Data records:
-- begin --
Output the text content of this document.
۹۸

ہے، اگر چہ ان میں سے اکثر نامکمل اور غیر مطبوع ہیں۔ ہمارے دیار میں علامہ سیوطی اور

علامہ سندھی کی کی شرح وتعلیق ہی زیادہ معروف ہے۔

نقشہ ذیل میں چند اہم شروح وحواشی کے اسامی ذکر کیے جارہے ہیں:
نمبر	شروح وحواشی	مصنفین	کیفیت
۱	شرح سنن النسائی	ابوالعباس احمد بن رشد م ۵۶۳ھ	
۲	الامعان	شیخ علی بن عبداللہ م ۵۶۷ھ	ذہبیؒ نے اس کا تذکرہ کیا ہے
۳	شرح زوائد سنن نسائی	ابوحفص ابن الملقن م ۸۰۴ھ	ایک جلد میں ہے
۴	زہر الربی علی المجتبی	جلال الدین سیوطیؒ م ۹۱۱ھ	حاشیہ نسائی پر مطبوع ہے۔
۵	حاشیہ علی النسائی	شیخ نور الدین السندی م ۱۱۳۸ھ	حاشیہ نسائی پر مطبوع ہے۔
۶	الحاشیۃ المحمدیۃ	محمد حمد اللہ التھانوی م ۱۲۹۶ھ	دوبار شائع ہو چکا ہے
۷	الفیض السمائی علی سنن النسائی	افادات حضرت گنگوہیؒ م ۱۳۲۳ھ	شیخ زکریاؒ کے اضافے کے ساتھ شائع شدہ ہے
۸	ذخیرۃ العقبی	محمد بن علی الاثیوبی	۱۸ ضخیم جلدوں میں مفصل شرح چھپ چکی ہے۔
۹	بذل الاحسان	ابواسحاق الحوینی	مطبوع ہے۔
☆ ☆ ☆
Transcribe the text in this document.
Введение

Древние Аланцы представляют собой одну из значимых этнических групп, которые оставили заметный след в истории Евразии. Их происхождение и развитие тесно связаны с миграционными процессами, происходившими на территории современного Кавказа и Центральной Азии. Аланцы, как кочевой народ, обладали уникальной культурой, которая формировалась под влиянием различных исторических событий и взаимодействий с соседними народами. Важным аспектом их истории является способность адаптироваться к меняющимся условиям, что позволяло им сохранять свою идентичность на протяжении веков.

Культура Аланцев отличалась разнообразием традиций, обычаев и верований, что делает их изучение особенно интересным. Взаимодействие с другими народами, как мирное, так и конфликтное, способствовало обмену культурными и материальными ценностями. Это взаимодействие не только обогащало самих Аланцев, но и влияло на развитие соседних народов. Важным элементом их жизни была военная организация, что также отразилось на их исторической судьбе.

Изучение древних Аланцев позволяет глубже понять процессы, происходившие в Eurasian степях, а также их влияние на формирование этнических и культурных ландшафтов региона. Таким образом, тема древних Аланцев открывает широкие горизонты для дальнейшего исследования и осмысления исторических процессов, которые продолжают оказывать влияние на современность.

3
-- end --
Work to be completed:
Repeat each record exactly, leaving nothing out.

Answer below:
Output the text content of this document.
۹۸

ہے، اگر چہ ان میں سے اکثر نامکمل اور غیر مطبوع ہیں۔ ہمارے دیار میں علامہ سیوطی اور

علامہ سندھی کی کی شرح وتعلیق ہی زیادہ معروف ہے۔

نقشہ ذیل میں چند اہم شروح وحواشی کے اسامی ذکر کیے جارہے ہیں:
نمبر	شروح وحواشی	مصنفین	کیفیت
۱	شرح سنن النسائی	ابوالعباس احمد بن رشد م ۵۶۳ھ	
۲	الامعان	شیخ علی بن عبداللہ م ۵۶۷ھ	ذہبیؒ نے اس کا تذکرہ کیا ہے
۳	شرح زوائد سنن نسائی	ابوحفص ابن الملقن م ۸۰۴ھ	ایک جلد میں ہے
۴	زہر الربی علی المجتبی	جلال الدین سیوطیؒ م ۹۱۱ھ	حاشیہ نسائی پر مطبوع ہے۔
۵	حاشیہ علی النسائی	شیخ نور الدین السندی م ۱۱۳۸ھ	حاشیہ نسائی پر مطبوع ہے۔
۶	الحاشیۃ المحمدیۃ	محمد حمد اللہ التھانوی م ۱۲۹۶ھ	دوبار شائع ہو چکا ہے
۷	الفیض السمائی علی سنن النسائی	افادات حضرت گنگوہیؒ م ۱۳۲۳ھ	شیخ زکریاؒ کے اضافے کے ساتھ شائع شدہ ہے
۸	ذخیرۃ العقبی	محمد بن علی الاثیوبی	۱۸ ضخیم جلدوں میں مفصل شرح چھپ چکی ہے۔
۹	بذل الاحسان	ابواسحاق الحوینی	مطبوع ہے۔
☆ ☆ ☆
Transcribe the text in this document.
Введение

Древние Аланцы представляют собой одну из значимых этнических групп, которые оставили заметный след в истории Евразии. Их происхождение и развитие тесно связаны с миграционными процессами, происходившими на территории современного Кавказа и Центральной Азии. Аланцы, как кочевой народ, обладали уникальной культурой, которая формировалась под влиянием различных исторических событий и взаимодействий с соседними народами. Важным аспектом их истории является способность адаптироваться к меняющимся условиям, что позволяло им сохранять свою идентичность на протяжении веков.

Культура Аланцев отличалась разнообразием традиций, обычаев и верований, что делает их изучение особенно интересным. Взаимодействие с другими народами, как мирное, так и конфликтное, способствовало обмену культурными и материальными ценностями. Это взаимодействие не только обогащало самих Аланцев, но и влияло на развитие соседних народов. Важным элементом их жизни была военная организация, что также отразилось на их исторической судьбе.

Изучение древних Аланцев позволяет глубже понять процессы, происходившие в Eurasian степях, а также их влияние на формирование этнических и культурных ландшафтов региона. Таким образом, тема древних Аланцев открывает широкие горизонты для дальнейшего исследования и осмысления исторических процессов, которые продолжают оказывать влияние на современность.

3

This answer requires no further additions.